### WRITTEN TASK
Every record below should be written out exactly; pictures stay out.

--- Begin GIVEN ENTRIES ---

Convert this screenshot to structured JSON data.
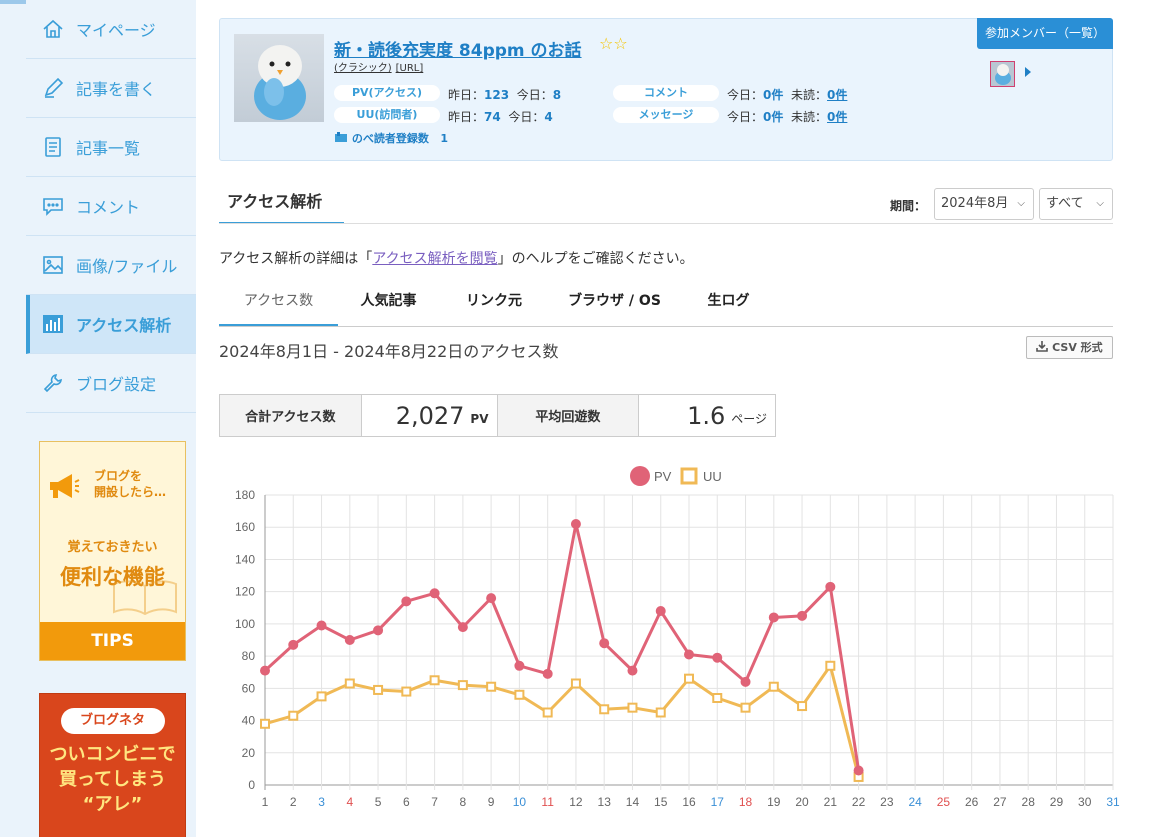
{
  "sidebar": {
    "items": [
      {
        "label": "マイページ",
        "icon": "home-icon"
      },
      {
        "label": "記事を書く",
        "icon": "pencil-icon"
      },
      {
        "label": "記事一覧",
        "icon": "document-list-icon"
      },
      {
        "label": "コメント",
        "icon": "comment-icon"
      },
      {
        "label": "画像/ファイル",
        "icon": "image-icon"
      },
      {
        "label": "アクセス解析",
        "icon": "bar-chart-icon"
      },
      {
        "label": "ブログ設定",
        "icon": "wrench-icon"
      }
    ],
    "active_index": 5,
    "banner1": {
      "line1": "ブログを",
      "line2": "開設したら…",
      "mid1": "覚えておきたい",
      "mid2": "便利な機能",
      "bottom": "TIPS"
    },
    "banner2": {
      "pill": "ブログネタ",
      "line1": "ついコンビニで",
      "line2": "買ってしまう",
      "line3": "“アレ”"
    }
  },
  "profile": {
    "title": "新・読後充実度 84ppm のお話",
    "classic_link": "(クラシック)",
    "url_link": "[URL]",
    "pv_label": "PV(アクセス)",
    "uu_label": "UU(訪問者)",
    "comment_label": "コメント",
    "message_label": "メッセージ",
    "yesterday_label": "昨日：",
    "today_label": "今日：",
    "unread_label": "未読：",
    "pv_yesterday": "123",
    "pv_today": "8",
    "uu_yesterday": "74",
    "uu_today": "4",
    "comment_today": "0件",
    "comment_unread": "0件",
    "message_today": "0件",
    "message_unread": "0件",
    "readers_label": "のべ読者登録数",
    "readers_count": "1",
    "members_button": "参加メンバー（一覧）"
  },
  "page": {
    "section_title": "アクセス解析",
    "period_label": "期間：",
    "period_month": "2024年8月",
    "period_filter": "すべて",
    "help_prefix": "アクセス解析の詳細は「",
    "help_link": "アクセス解析を閲覧",
    "help_suffix": "」のヘルプをご確認ください。",
    "tabs": [
      "アクセス数",
      "人気記事",
      "リンク元",
      "ブラウザ / OS",
      "生ログ"
    ],
    "range": "2024年8月1日 - 2024年8月22日のアクセス数",
    "csv_button": "CSV 形式",
    "total_label": "合計アクセス数",
    "total_value": "2,027",
    "total_unit": "PV",
    "avg_label": "平均回遊数",
    "avg_value": "1.6",
    "avg_unit": "ページ"
  },
  "chart_data": {
    "type": "line",
    "x": [
      1,
      2,
      3,
      4,
      5,
      6,
      7,
      8,
      9,
      10,
      11,
      12,
      13,
      14,
      15,
      16,
      17,
      18,
      19,
      20,
      21,
      22,
      23,
      24,
      25,
      26,
      27,
      28,
      29,
      30,
      31
    ],
    "series": [
      {
        "name": "PV",
        "color": "#e06377",
        "values": [
          71,
          87,
          99,
          90,
          96,
          114,
          119,
          98,
          116,
          74,
          69,
          162,
          88,
          71,
          108,
          81,
          79,
          64,
          104,
          105,
          123,
          9
        ]
      },
      {
        "name": "UU",
        "color": "#f0b955",
        "values": [
          38,
          43,
          55,
          63,
          59,
          58,
          65,
          62,
          61,
          56,
          45,
          63,
          47,
          48,
          45,
          66,
          54,
          48,
          61,
          49,
          74,
          5
        ]
      }
    ],
    "ylim": [
      0,
      180
    ],
    "yticks": [
      0,
      20,
      40,
      60,
      80,
      100,
      120,
      140,
      160,
      180
    ],
    "grid": true,
    "legend": "top-center",
    "saturday_days": [
      3,
      10,
      17,
      24,
      31
    ],
    "sunday_days": [
      4,
      11,
      18,
      25
    ],
    "saturday_color": "#3a8fd6",
    "sunday_color": "#e05050"
  }
}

--- End GIVEN ENTRIES ---

### EXERCISE ANSWER
Convert this screenshot to structured JSON data.
{
  "sidebar": {
    "items": [
      {
        "label": "マイページ",
        "icon": "home-icon"
      },
      {
        "label": "記事を書く",
        "icon": "pencil-icon"
      },
      {
        "label": "記事一覧",
        "icon": "document-list-icon"
      },
      {
        "label": "コメント",
        "icon": "comment-icon"
      },
      {
        "label": "画像/ファイル",
        "icon": "image-icon"
      },
      {
        "label": "アクセス解析",
        "icon": "bar-chart-icon"
      },
      {
        "label": "ブログ設定",
        "icon": "wrench-icon"
      }
    ],
    "active_index": 5,
    "banner1": {
      "line1": "ブログを",
      "line2": "開設したら…",
      "mid1": "覚えておきたい",
      "mid2": "便利な機能",
      "bottom": "TIPS"
    },
    "banner2": {
      "pill": "ブログネタ",
      "line1": "ついコンビニで",
      "line2": "買ってしまう",
      "line3": "“アレ”"
    }
  },
  "profile": {
    "title": "新・読後充実度 84ppm のお話",
    "classic_link": "(クラシック)",
    "url_link": "[URL]",
    "pv_label": "PV(アクセス)",
    "uu_label": "UU(訪問者)",
    "comment_label": "コメント",
    "message_label": "メッセージ",
    "yesterday_label": "昨日：",
    "today_label": "今日：",
    "unread_label": "未読：",
    "pv_yesterday": "123",
    "pv_today": "8",
    "uu_yesterday": "74",
    "uu_today": "4",
    "comment_today": "0件",
    "comment_unread": "0件",
    "message_today": "0件",
    "message_unread": "0件",
    "readers_label": "のべ読者登録数",
    "readers_count": "1",
    "members_button": "参加メンバー（一覧）"
  },
  "page": {
    "section_title": "アクセス解析",
    "period_label": "期間：",
    "period_month": "2024年8月",
    "period_filter": "すべて",
    "help_prefix": "アクセス解析の詳細は「",
    "help_link": "アクセス解析を閲覧",
    "help_suffix": "」のヘルプをご確認ください。",
    "tabs": [
      "アクセス数",
      "人気記事",
      "リンク元",
      "ブラウザ / OS",
      "生ログ"
    ],
    "range": "2024年8月1日 - 2024年8月22日のアクセス数",
    "csv_button": "CSV 形式",
    "total_label": "合計アクセス数",
    "total_value": "2,027",
    "total_unit": "PV",
    "avg_label": "平均回遊数",
    "avg_value": "1.6",
    "avg_unit": "ページ"
  },
  "chart_data": {
    "type": "line",
    "x": [
      1,
      2,
      3,
      4,
      5,
      6,
      7,
      8,
      9,
      10,
      11,
      12,
      13,
      14,
      15,
      16,
      17,
      18,
      19,
      20,
      21,
      22,
      23,
      24,
      25,
      26,
      27,
      28,
      29,
      30,
      31
    ],
    "series": [
      {
        "name": "PV",
        "color": "#e06377",
        "values": [
          71,
          87,
          99,
          90,
          96,
          114,
          119,
          98,
          116,
          74,
          69,
          162,
          88,
          71,
          108,
          81,
          79,
          64,
          104,
          105,
          123,
          9
        ]
      },
      {
        "name": "UU",
        "color": "#f0b955",
        "values": [
          38,
          43,
          55,
          63,
          59,
          58,
          65,
          62,
          61,
          56,
          45,
          63,
          47,
          48,
          45,
          66,
          54,
          48,
          61,
          49,
          74,
          5
        ]
      }
    ],
    "ylim": [
      0,
      180
    ],
    "yticks": [
      0,
      20,
      40,
      60,
      80,
      100,
      120,
      140,
      160,
      180
    ],
    "grid": true,
    "legend": "top-center",
    "saturday_days": [
      3,
      10,
      17,
      24,
      31
    ],
    "sunday_days": [
      4,
      11,
      18,
      25
    ],
    "saturday_color": "#3a8fd6",
    "sunday_color": "#e05050"
  }
}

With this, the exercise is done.